Records from a collection of figures
--- start ---
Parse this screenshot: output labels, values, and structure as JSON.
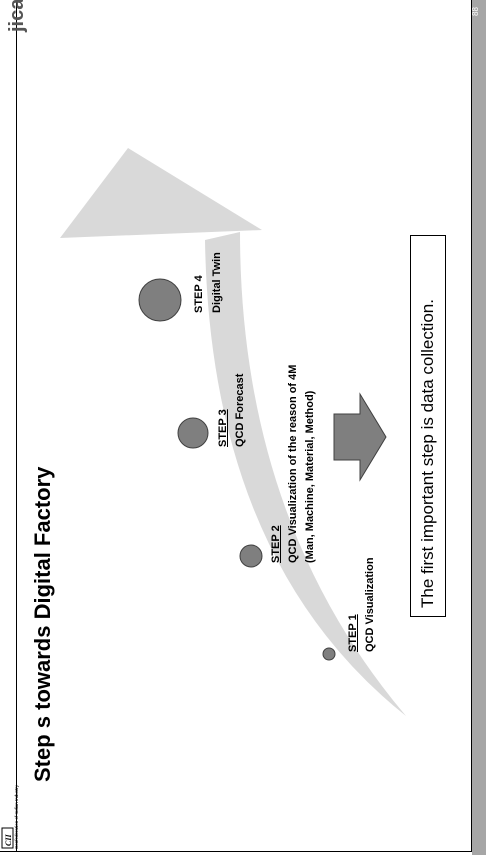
{
  "header": {
    "title": "Step s  towards Digital Factory",
    "cii_mark": "CII",
    "cii_caption": "Confederation of Indian Industry",
    "jica_mark": "jica"
  },
  "steps": [
    {
      "heading": "STEP 1",
      "text": "QCD  Visualization"
    },
    {
      "heading": "STEP 2",
      "text": "QCD Visualization of the reason of  4M",
      "subtext": "(Man, Machine, Material, Method)"
    },
    {
      "heading": "STEP 3",
      "text": "QCD  Forecast"
    },
    {
      "heading": "STEP 4",
      "text": "Digital Twin"
    }
  ],
  "conclusion": "The first important step is data collection.",
  "page": {
    "number": "88"
  },
  "colors": {
    "arrow": "#d9d9d9",
    "circle": "#7f7f7f",
    "side_bar": "#a6a6a6"
  }
}
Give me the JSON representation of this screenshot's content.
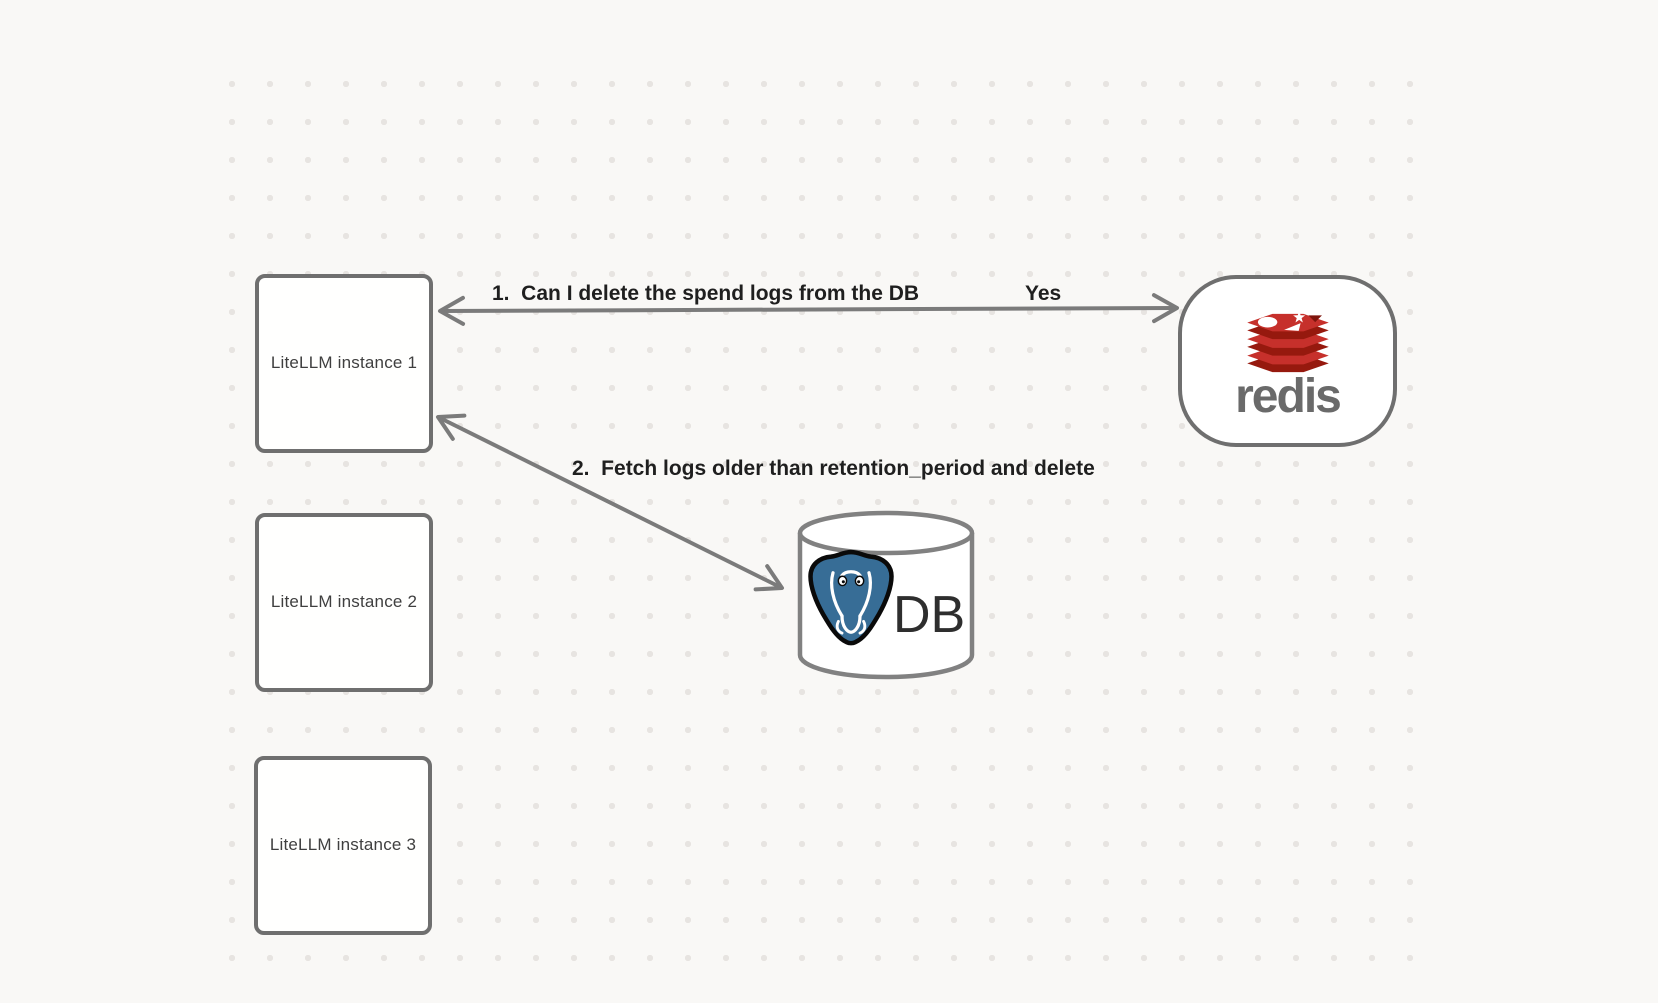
{
  "app": {
    "name": "whiteboard-architecture-diagram",
    "background": "#f9f8f6"
  },
  "diagram": {
    "nodes": {
      "instance1": {
        "label": "LiteLLM instance 1",
        "shape": "rectangle"
      },
      "instance2": {
        "label": "LiteLLM instance 2",
        "shape": "rectangle"
      },
      "instance3": {
        "label": "LiteLLM instance 3",
        "shape": "rectangle"
      },
      "redis": {
        "label": "redis",
        "shape": "rounded-rectangle",
        "icon": "redis-stack-icon"
      },
      "db": {
        "label": "DB",
        "shape": "database-cylinder",
        "icon": "postgres-elephant-icon"
      }
    },
    "arrows": [
      {
        "from": "instance1",
        "to": "redis",
        "style": "double-headed",
        "label": "1.  Can I delete the spend logs from the DB",
        "response_label": "Yes"
      },
      {
        "from": "instance1",
        "to": "db",
        "style": "double-headed",
        "label": "2.  Fetch logs older than retention_period and delete"
      }
    ],
    "colors": {
      "background": "#f9f8f6",
      "dot_grid": "#e7e4e1",
      "node_border": "#6f6f6f",
      "node_fill": "#ffffff",
      "arrow": "#7b7b7b",
      "arrow_label_text": "#1f1f1f",
      "node_label_text": "#3f3f3f",
      "redis_red": "#c6302b",
      "redis_dark_red": "#96190e",
      "redis_wordmark": "#6a6a6a",
      "postgres_blue": "#376d96",
      "db_text": "#2e2e2e",
      "cylinder_border": "#818181"
    }
  }
}
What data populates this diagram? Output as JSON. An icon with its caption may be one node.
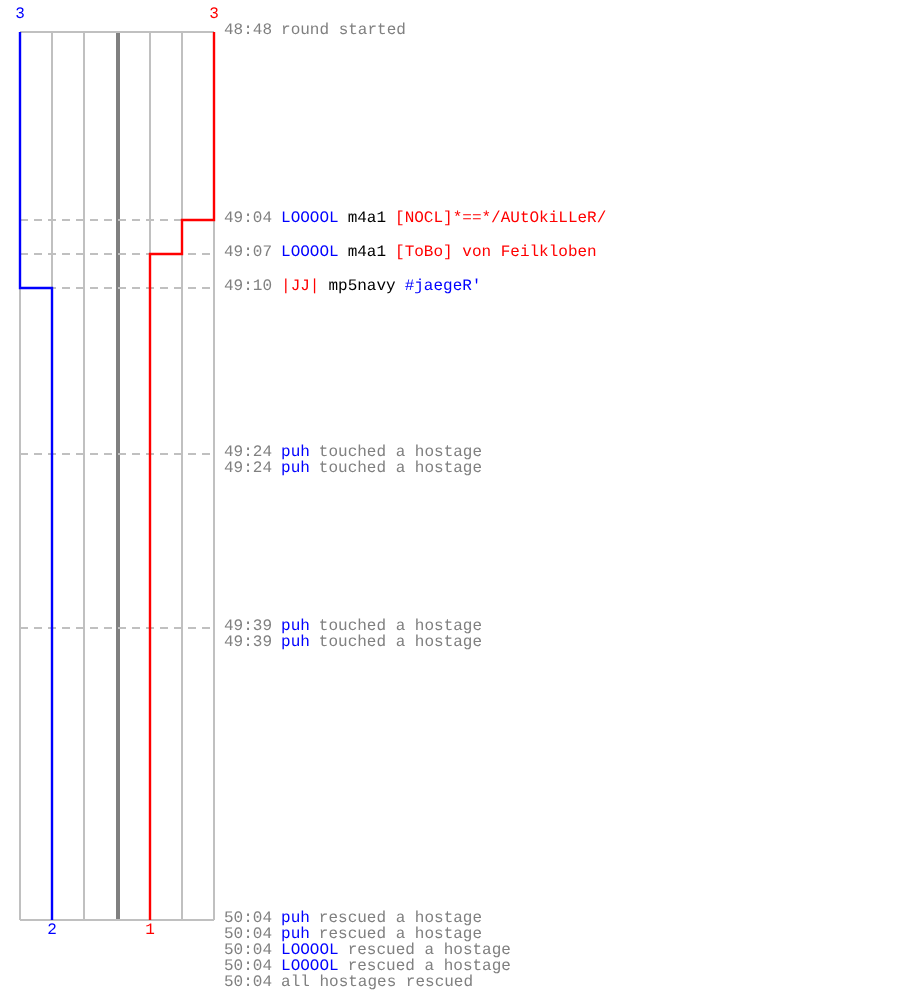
{
  "diagram": {
    "labels": [
      "3",
      "3",
      "48:48",
      "round started",
      "49:04",
      "LOOOOL",
      "m4a1",
      "[NOCL]*==*/AUtOkiLLeR/",
      "49:07",
      "LOOOOL",
      "m4a1",
      "[ToBo] von Feilkloben",
      "49:10",
      "|JJ|",
      "mp5navy",
      "#jaegeR'",
      "49:24",
      "puh",
      "touched a hostage",
      "49:24",
      "puh",
      "touched a hostage",
      "49:39",
      "puh",
      "touched a hostage",
      "49:39",
      "puh",
      "touched a hostage",
      "2",
      "1",
      "50:04",
      "puh",
      "rescued a hostage",
      "50:04",
      "puh",
      "rescued a hostage",
      "50:04",
      "LOOOOL",
      "rescued a hostage",
      "50:04",
      "LOOOOL",
      "rescued a hostage",
      "50:04",
      "all hostages rescued"
    ]
  }
}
--- end ---
Leave the pictures out, and please copy only the lines from the one with "What data populates" through the end of the listing.

Written solution:
What data populates this diagram? Output as JSON. An icon with its caption may be one node.
{
  "diagram": {
    "labels": [
      "3",
      "3",
      "48:48",
      "round started",
      "49:04",
      "LOOOOL",
      "m4a1",
      "[NOCL]*==*/AUtOkiLLeR/",
      "49:07",
      "LOOOOL",
      "m4a1",
      "[ToBo] von Feilkloben",
      "49:10",
      "|JJ|",
      "mp5navy",
      "#jaegeR'",
      "49:24",
      "puh",
      "touched a hostage",
      "49:24",
      "puh",
      "touched a hostage",
      "49:39",
      "puh",
      "touched a hostage",
      "49:39",
      "puh",
      "touched a hostage",
      "2",
      "1",
      "50:04",
      "puh",
      "rescued a hostage",
      "50:04",
      "puh",
      "rescued a hostage",
      "50:04",
      "LOOOOL",
      "rescued a hostage",
      "50:04",
      "LOOOOL",
      "rescued a hostage",
      "50:04",
      "all hostages rescued"
    ]
  }
}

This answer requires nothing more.